#### RECORDS SUPPLIED
********************

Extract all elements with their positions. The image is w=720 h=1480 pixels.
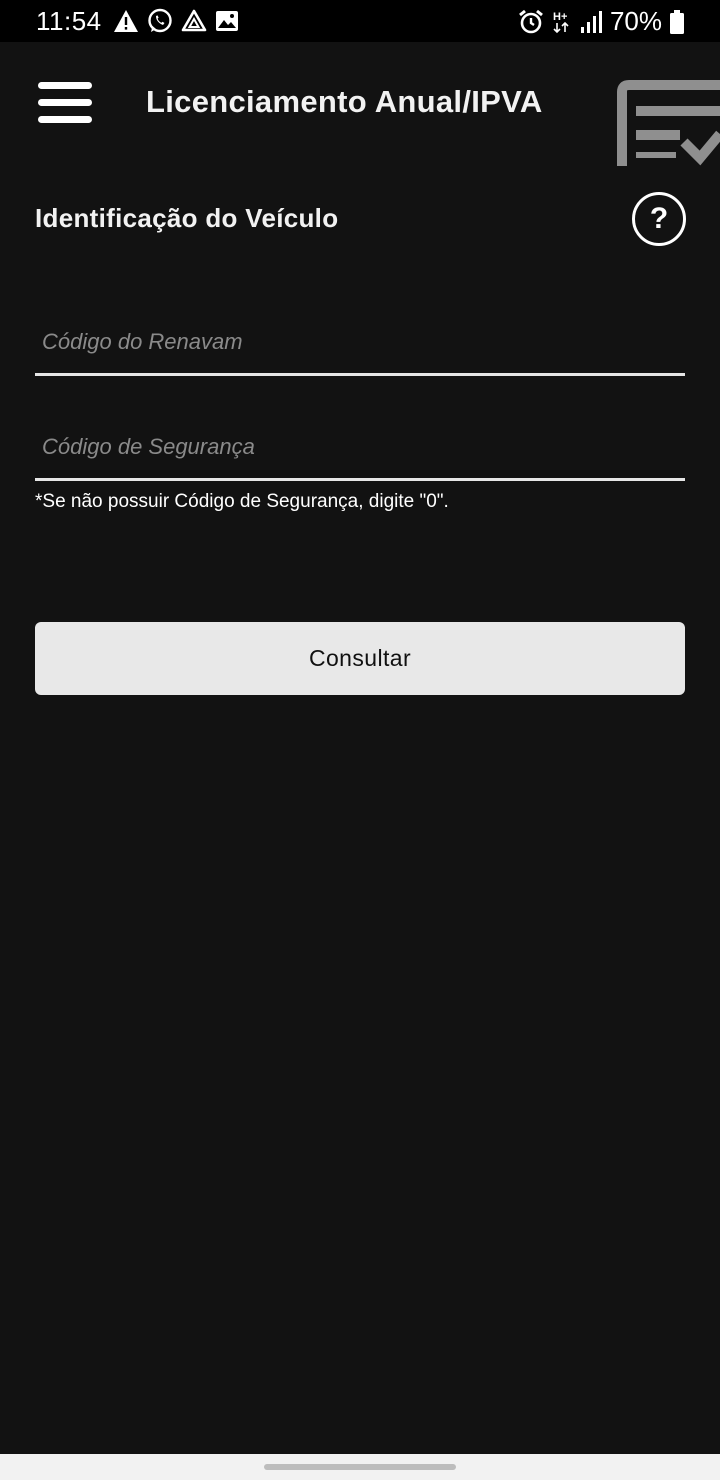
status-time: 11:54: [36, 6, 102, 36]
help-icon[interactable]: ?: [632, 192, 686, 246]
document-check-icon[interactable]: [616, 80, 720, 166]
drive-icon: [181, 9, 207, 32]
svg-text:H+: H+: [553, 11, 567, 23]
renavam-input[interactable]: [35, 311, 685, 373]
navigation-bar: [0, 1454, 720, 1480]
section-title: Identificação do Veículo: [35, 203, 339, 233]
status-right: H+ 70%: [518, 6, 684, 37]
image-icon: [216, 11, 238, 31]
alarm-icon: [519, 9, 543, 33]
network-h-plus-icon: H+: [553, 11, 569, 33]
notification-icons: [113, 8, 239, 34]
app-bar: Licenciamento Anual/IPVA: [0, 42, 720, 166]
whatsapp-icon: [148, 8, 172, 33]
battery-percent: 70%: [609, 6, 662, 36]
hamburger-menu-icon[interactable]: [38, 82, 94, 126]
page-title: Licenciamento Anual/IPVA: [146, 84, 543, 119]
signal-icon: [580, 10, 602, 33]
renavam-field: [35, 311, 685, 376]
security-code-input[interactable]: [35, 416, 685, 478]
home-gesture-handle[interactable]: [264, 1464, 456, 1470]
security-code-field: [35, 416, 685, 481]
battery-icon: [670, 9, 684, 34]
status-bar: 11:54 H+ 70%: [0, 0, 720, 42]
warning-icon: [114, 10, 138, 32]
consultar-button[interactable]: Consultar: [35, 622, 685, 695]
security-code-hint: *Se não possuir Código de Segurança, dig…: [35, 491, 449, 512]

********************

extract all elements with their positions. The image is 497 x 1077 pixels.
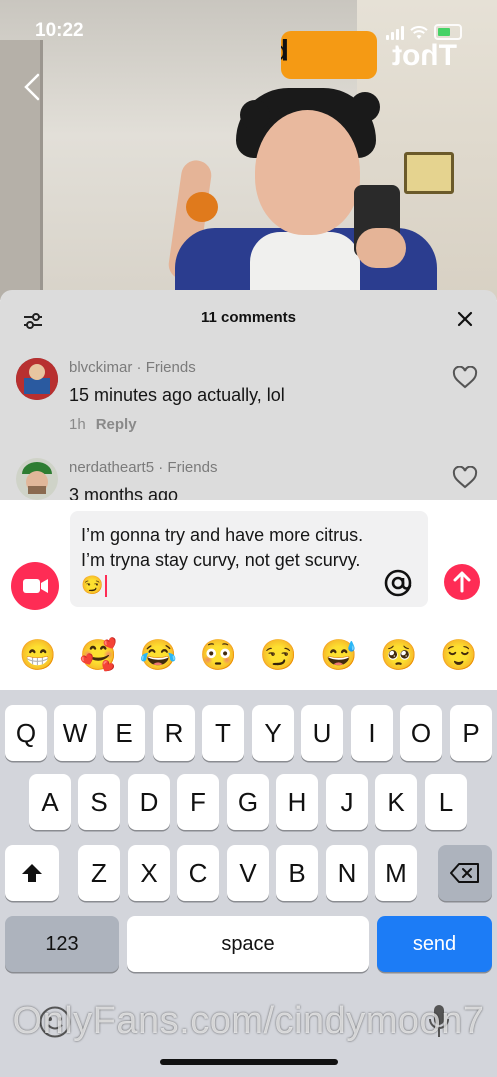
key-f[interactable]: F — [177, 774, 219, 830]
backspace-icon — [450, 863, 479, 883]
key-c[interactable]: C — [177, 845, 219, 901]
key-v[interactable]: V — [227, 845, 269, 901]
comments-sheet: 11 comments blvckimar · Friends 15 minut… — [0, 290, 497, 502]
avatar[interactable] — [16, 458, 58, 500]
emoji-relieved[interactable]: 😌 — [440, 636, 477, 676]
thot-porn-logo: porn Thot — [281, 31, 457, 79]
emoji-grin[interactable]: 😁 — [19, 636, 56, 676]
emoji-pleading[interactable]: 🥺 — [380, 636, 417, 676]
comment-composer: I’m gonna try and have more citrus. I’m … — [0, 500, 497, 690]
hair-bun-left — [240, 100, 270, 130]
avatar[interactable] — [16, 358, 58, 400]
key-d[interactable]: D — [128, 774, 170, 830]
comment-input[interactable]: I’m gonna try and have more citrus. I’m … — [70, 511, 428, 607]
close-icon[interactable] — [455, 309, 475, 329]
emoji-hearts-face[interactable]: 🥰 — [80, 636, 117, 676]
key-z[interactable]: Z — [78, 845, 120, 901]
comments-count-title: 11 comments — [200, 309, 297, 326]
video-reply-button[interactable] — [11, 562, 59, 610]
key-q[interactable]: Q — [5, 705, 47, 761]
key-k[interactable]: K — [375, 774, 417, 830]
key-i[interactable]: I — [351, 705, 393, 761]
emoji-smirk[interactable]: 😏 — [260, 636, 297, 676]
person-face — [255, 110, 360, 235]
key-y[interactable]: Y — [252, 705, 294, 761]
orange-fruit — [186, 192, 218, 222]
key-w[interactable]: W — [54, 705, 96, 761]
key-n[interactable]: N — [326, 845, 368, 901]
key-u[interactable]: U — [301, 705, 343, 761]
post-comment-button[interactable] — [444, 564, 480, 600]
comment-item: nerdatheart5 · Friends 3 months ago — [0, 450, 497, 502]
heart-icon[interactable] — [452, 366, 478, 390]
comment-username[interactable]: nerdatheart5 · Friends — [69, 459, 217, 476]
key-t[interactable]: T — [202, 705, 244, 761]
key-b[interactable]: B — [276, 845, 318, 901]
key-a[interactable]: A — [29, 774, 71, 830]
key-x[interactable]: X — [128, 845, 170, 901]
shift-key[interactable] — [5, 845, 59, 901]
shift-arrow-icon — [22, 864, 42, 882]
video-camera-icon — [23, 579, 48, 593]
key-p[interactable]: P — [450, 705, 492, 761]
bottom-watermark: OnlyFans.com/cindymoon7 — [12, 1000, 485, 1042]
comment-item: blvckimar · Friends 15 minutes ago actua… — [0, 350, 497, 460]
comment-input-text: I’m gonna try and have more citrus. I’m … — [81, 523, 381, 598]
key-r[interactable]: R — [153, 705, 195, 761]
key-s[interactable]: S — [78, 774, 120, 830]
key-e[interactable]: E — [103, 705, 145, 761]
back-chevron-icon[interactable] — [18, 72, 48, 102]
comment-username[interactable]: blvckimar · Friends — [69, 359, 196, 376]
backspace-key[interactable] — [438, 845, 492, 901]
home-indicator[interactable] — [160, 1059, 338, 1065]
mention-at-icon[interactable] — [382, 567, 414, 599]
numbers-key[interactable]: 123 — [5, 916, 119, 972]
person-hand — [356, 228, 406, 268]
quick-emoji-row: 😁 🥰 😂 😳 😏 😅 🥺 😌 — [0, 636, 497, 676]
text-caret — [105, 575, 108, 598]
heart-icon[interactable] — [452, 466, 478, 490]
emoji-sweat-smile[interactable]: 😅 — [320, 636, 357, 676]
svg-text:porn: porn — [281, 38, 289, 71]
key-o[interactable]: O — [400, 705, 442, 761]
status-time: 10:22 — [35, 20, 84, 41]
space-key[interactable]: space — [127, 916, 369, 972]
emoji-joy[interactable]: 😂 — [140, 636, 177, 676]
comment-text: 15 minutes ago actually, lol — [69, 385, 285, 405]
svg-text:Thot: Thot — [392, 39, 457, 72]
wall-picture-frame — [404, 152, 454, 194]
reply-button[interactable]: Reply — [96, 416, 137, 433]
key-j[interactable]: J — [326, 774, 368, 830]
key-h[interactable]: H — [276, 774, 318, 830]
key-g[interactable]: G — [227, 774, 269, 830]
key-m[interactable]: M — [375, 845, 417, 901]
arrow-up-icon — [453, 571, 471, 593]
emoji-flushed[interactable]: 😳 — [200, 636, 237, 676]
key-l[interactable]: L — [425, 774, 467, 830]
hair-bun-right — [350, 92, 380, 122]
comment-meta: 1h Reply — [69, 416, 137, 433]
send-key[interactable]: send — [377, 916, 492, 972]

********************

#### GOAL OF THE EXERCISE
Copy out the lines above, from the line containing "Extract all elements with their positions. The image is w=720" through the line containing "security-code-hint: *Se não", including both of those lines. Leave the pictures out of your answer.

#### EXERCISE RESPONSE
Extract all elements with their positions. The image is w=720 h=1480 pixels.
status-time: 11:54: [36, 6, 102, 36]
help-icon[interactable]: ?: [632, 192, 686, 246]
document-check-icon[interactable]: [616, 80, 720, 166]
drive-icon: [181, 9, 207, 32]
svg-text:H+: H+: [553, 11, 567, 23]
renavam-input[interactable]: [35, 311, 685, 373]
navigation-bar: [0, 1454, 720, 1480]
section-title: Identificação do Veículo: [35, 203, 339, 233]
status-right: H+ 70%: [518, 6, 684, 37]
image-icon: [216, 11, 238, 31]
alarm-icon: [519, 9, 543, 33]
network-h-plus-icon: H+: [553, 11, 569, 33]
notification-icons: [113, 8, 239, 34]
app-bar: Licenciamento Anual/IPVA: [0, 42, 720, 166]
whatsapp-icon: [148, 8, 172, 33]
battery-percent: 70%: [609, 6, 662, 36]
hamburger-menu-icon[interactable]: [38, 82, 94, 126]
page-title: Licenciamento Anual/IPVA: [146, 84, 543, 119]
signal-icon: [580, 10, 602, 33]
renavam-field: [35, 311, 685, 376]
security-code-input[interactable]: [35, 416, 685, 478]
home-gesture-handle[interactable]: [264, 1464, 456, 1470]
security-code-field: [35, 416, 685, 481]
battery-icon: [670, 9, 684, 34]
status-bar: 11:54 H+ 70%: [0, 0, 720, 42]
warning-icon: [114, 10, 138, 32]
consultar-button[interactable]: Consultar: [35, 622, 685, 695]
security-code-hint: *Se não possuir Código de Segurança, dig…: [35, 491, 449, 512]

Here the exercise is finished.